▸ Work to be completed:
Below is the data. Give it again, complete and exact.

———

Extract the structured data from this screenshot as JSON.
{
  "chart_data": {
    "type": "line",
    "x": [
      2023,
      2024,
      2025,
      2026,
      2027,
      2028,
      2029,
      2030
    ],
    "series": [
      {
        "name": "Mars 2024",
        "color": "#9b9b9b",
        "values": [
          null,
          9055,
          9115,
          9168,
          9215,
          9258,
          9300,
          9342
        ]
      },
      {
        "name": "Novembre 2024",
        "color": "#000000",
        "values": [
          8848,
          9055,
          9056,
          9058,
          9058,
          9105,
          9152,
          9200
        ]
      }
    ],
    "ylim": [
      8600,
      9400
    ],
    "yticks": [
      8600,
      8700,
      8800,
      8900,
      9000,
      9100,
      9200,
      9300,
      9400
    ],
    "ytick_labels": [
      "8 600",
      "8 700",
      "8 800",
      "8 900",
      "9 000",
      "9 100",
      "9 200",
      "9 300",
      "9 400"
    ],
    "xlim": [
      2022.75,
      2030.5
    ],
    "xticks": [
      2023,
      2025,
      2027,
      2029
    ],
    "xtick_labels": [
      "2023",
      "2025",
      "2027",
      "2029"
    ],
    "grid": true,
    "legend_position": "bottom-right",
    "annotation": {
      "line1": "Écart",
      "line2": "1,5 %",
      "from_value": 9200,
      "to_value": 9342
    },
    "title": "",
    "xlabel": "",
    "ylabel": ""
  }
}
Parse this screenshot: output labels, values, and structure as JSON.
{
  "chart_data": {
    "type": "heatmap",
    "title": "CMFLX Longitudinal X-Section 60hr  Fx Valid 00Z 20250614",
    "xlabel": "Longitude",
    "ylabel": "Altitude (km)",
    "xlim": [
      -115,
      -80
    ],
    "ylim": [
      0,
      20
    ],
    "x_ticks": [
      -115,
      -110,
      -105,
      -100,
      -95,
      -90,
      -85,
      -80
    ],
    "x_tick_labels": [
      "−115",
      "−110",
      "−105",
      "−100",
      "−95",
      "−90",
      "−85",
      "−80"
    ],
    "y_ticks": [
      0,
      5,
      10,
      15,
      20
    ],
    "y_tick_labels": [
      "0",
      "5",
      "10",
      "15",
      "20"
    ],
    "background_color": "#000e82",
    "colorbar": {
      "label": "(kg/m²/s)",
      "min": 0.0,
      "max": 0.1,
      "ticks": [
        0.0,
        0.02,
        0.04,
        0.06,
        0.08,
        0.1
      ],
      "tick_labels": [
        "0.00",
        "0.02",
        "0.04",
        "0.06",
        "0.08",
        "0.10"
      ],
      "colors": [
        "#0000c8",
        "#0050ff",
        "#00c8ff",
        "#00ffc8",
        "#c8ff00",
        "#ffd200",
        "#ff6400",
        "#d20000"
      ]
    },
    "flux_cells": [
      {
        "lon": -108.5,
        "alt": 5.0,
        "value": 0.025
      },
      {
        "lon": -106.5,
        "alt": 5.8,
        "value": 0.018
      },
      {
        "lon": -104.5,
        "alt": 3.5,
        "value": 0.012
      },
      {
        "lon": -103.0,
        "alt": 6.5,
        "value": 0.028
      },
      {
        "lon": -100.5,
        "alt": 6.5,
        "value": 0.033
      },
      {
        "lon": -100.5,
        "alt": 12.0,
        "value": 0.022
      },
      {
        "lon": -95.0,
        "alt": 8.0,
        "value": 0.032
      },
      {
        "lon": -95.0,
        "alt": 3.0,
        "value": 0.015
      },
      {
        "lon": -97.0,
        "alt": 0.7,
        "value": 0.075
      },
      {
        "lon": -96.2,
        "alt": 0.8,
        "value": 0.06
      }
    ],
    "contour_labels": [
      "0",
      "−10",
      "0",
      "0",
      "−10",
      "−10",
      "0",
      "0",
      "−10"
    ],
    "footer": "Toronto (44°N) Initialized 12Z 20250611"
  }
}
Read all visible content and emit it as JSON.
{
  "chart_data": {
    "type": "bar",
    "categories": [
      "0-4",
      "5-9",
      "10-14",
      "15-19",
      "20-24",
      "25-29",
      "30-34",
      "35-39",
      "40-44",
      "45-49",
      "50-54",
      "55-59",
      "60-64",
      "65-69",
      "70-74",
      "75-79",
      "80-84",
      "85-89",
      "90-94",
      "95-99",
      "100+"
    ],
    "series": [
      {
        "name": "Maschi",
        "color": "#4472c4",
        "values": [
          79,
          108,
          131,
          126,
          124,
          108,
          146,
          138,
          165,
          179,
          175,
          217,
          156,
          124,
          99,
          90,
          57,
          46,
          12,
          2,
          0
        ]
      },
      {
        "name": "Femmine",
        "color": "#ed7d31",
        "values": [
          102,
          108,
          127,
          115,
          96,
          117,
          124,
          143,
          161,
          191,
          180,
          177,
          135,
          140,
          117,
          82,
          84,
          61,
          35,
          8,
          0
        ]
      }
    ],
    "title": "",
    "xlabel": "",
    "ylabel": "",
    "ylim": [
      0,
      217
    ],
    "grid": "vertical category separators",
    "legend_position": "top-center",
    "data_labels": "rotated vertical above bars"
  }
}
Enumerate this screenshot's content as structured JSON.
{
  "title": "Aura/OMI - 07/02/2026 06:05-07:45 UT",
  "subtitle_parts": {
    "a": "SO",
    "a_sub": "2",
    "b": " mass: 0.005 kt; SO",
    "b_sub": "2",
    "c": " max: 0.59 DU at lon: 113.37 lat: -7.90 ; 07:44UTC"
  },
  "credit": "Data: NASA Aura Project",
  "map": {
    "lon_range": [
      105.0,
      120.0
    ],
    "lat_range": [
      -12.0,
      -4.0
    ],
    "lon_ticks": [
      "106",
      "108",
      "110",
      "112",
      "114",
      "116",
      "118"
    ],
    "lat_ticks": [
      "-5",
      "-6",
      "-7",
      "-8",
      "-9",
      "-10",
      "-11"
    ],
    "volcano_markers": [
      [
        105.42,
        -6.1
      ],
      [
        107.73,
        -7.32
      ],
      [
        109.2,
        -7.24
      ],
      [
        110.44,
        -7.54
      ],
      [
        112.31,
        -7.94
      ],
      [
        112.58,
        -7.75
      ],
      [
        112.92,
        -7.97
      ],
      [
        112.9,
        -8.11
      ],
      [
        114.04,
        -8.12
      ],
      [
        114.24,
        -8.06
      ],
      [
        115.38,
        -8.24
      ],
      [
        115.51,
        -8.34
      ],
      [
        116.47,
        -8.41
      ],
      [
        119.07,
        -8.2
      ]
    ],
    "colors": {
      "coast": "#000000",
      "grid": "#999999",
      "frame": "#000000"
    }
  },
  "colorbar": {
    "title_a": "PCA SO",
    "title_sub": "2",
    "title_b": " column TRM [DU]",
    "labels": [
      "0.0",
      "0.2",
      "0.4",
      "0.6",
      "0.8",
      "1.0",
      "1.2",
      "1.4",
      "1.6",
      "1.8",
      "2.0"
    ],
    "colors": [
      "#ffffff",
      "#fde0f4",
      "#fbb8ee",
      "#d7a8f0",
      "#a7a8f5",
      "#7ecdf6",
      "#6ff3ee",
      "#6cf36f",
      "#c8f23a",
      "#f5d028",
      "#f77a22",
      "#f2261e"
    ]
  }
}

———

▸ Output for this task:
Extract the structured data from this screenshot as JSON.
{
  "chart_data": {
    "type": "line",
    "x": [
      2023,
      2024,
      2025,
      2026,
      2027,
      2028,
      2029,
      2030
    ],
    "series": [
      {
        "name": "Mars 2024",
        "color": "#9b9b9b",
        "values": [
          null,
          9055,
          9115,
          9168,
          9215,
          9258,
          9300,
          9342
        ]
      },
      {
        "name": "Novembre 2024",
        "color": "#000000",
        "values": [
          8848,
          9055,
          9056,
          9058,
          9058,
          9105,
          9152,
          9200
        ]
      }
    ],
    "ylim": [
      8600,
      9400
    ],
    "yticks": [
      8600,
      8700,
      8800,
      8900,
      9000,
      9100,
      9200,
      9300,
      9400
    ],
    "ytick_labels": [
      "8 600",
      "8 700",
      "8 800",
      "8 900",
      "9 000",
      "9 100",
      "9 200",
      "9 300",
      "9 400"
    ],
    "xlim": [
      2022.75,
      2030.5
    ],
    "xticks": [
      2023,
      2025,
      2027,
      2029
    ],
    "xtick_labels": [
      "2023",
      "2025",
      "2027",
      "2029"
    ],
    "grid": true,
    "legend_position": "bottom-right",
    "annotation": {
      "line1": "Écart",
      "line2": "1,5 %",
      "from_value": 9200,
      "to_value": 9342
    },
    "title": "",
    "xlabel": "",
    "ylabel": ""
  }
}
Parse this screenshot: output labels, values, and structure as JSON.
{
  "chart_data": {
    "type": "heatmap",
    "title": "CMFLX Longitudinal X-Section 60hr  Fx Valid 00Z 20250614",
    "xlabel": "Longitude",
    "ylabel": "Altitude (km)",
    "xlim": [
      -115,
      -80
    ],
    "ylim": [
      0,
      20
    ],
    "x_ticks": [
      -115,
      -110,
      -105,
      -100,
      -95,
      -90,
      -85,
      -80
    ],
    "x_tick_labels": [
      "−115",
      "−110",
      "−105",
      "−100",
      "−95",
      "−90",
      "−85",
      "−80"
    ],
    "y_ticks": [
      0,
      5,
      10,
      15,
      20
    ],
    "y_tick_labels": [
      "0",
      "5",
      "10",
      "15",
      "20"
    ],
    "background_color": "#000e82",
    "colorbar": {
      "label": "(kg/m²/s)",
      "min": 0.0,
      "max": 0.1,
      "ticks": [
        0.0,
        0.02,
        0.04,
        0.06,
        0.08,
        0.1
      ],
      "tick_labels": [
        "0.00",
        "0.02",
        "0.04",
        "0.06",
        "0.08",
        "0.10"
      ],
      "colors": [
        "#0000c8",
        "#0050ff",
        "#00c8ff",
        "#00ffc8",
        "#c8ff00",
        "#ffd200",
        "#ff6400",
        "#d20000"
      ]
    },
    "flux_cells": [
      {
        "lon": -108.5,
        "alt": 5.0,
        "value": 0.025
      },
      {
        "lon": -106.5,
        "alt": 5.8,
        "value": 0.018
      },
      {
        "lon": -104.5,
        "alt": 3.5,
        "value": 0.012
      },
      {
        "lon": -103.0,
        "alt": 6.5,
        "value": 0.028
      },
      {
        "lon": -100.5,
        "alt": 6.5,
        "value": 0.033
      },
      {
        "lon": -100.5,
        "alt": 12.0,
        "value": 0.022
      },
      {
        "lon": -95.0,
        "alt": 8.0,
        "value": 0.032
      },
      {
        "lon": -95.0,
        "alt": 3.0,
        "value": 0.015
      },
      {
        "lon": -97.0,
        "alt": 0.7,
        "value": 0.075
      },
      {
        "lon": -96.2,
        "alt": 0.8,
        "value": 0.06
      }
    ],
    "contour_labels": [
      "0",
      "−10",
      "0",
      "0",
      "−10",
      "−10",
      "0",
      "0",
      "−10"
    ],
    "footer": "Toronto (44°N) Initialized 12Z 20250611"
  }
}
Read all visible content and emit it as JSON.
{
  "chart_data": {
    "type": "bar",
    "categories": [
      "0-4",
      "5-9",
      "10-14",
      "15-19",
      "20-24",
      "25-29",
      "30-34",
      "35-39",
      "40-44",
      "45-49",
      "50-54",
      "55-59",
      "60-64",
      "65-69",
      "70-74",
      "75-79",
      "80-84",
      "85-89",
      "90-94",
      "95-99",
      "100+"
    ],
    "series": [
      {
        "name": "Maschi",
        "color": "#4472c4",
        "values": [
          79,
          108,
          131,
          126,
          124,
          108,
          146,
          138,
          165,
          179,
          175,
          217,
          156,
          124,
          99,
          90,
          57,
          46,
          12,
          2,
          0
        ]
      },
      {
        "name": "Femmine",
        "color": "#ed7d31",
        "values": [
          102,
          108,
          127,
          115,
          96,
          117,
          124,
          143,
          161,
          191,
          180,
          177,
          135,
          140,
          117,
          82,
          84,
          61,
          35,
          8,
          0
        ]
      }
    ],
    "title": "",
    "xlabel": "",
    "ylabel": "",
    "ylim": [
      0,
      217
    ],
    "grid": "vertical category separators",
    "legend_position": "top-center",
    "data_labels": "rotated vertical above bars"
  }
}
Enumerate this screenshot's content as structured JSON.
{
  "title": "Aura/OMI - 07/02/2026 06:05-07:45 UT",
  "subtitle_parts": {
    "a": "SO",
    "a_sub": "2",
    "b": " mass: 0.005 kt; SO",
    "b_sub": "2",
    "c": " max: 0.59 DU at lon: 113.37 lat: -7.90 ; 07:44UTC"
  },
  "credit": "Data: NASA Aura Project",
  "map": {
    "lon_range": [
      105.0,
      120.0
    ],
    "lat_range": [
      -12.0,
      -4.0
    ],
    "lon_ticks": [
      "106",
      "108",
      "110",
      "112",
      "114",
      "116",
      "118"
    ],
    "lat_ticks": [
      "-5",
      "-6",
      "-7",
      "-8",
      "-9",
      "-10",
      "-11"
    ],
    "volcano_markers": [
      [
        105.42,
        -6.1
      ],
      [
        107.73,
        -7.32
      ],
      [
        109.2,
        -7.24
      ],
      [
        110.44,
        -7.54
      ],
      [
        112.31,
        -7.94
      ],
      [
        112.58,
        -7.75
      ],
      [
        112.92,
        -7.97
      ],
      [
        112.9,
        -8.11
      ],
      [
        114.04,
        -8.12
      ],
      [
        114.24,
        -8.06
      ],
      [
        115.38,
        -8.24
      ],
      [
        115.51,
        -8.34
      ],
      [
        116.47,
        -8.41
      ],
      [
        119.07,
        -8.2
      ]
    ],
    "colors": {
      "coast": "#000000",
      "grid": "#999999",
      "frame": "#000000"
    }
  },
  "colorbar": {
    "title_a": "PCA SO",
    "title_sub": "2",
    "title_b": " column TRM [DU]",
    "labels": [
      "0.0",
      "0.2",
      "0.4",
      "0.6",
      "0.8",
      "1.0",
      "1.2",
      "1.4",
      "1.6",
      "1.8",
      "2.0"
    ],
    "colors": [
      "#ffffff",
      "#fde0f4",
      "#fbb8ee",
      "#d7a8f0",
      "#a7a8f5",
      "#7ecdf6",
      "#6ff3ee",
      "#6cf36f",
      "#c8f23a",
      "#f5d028",
      "#f77a22",
      "#f2261e"
    ]
  }
}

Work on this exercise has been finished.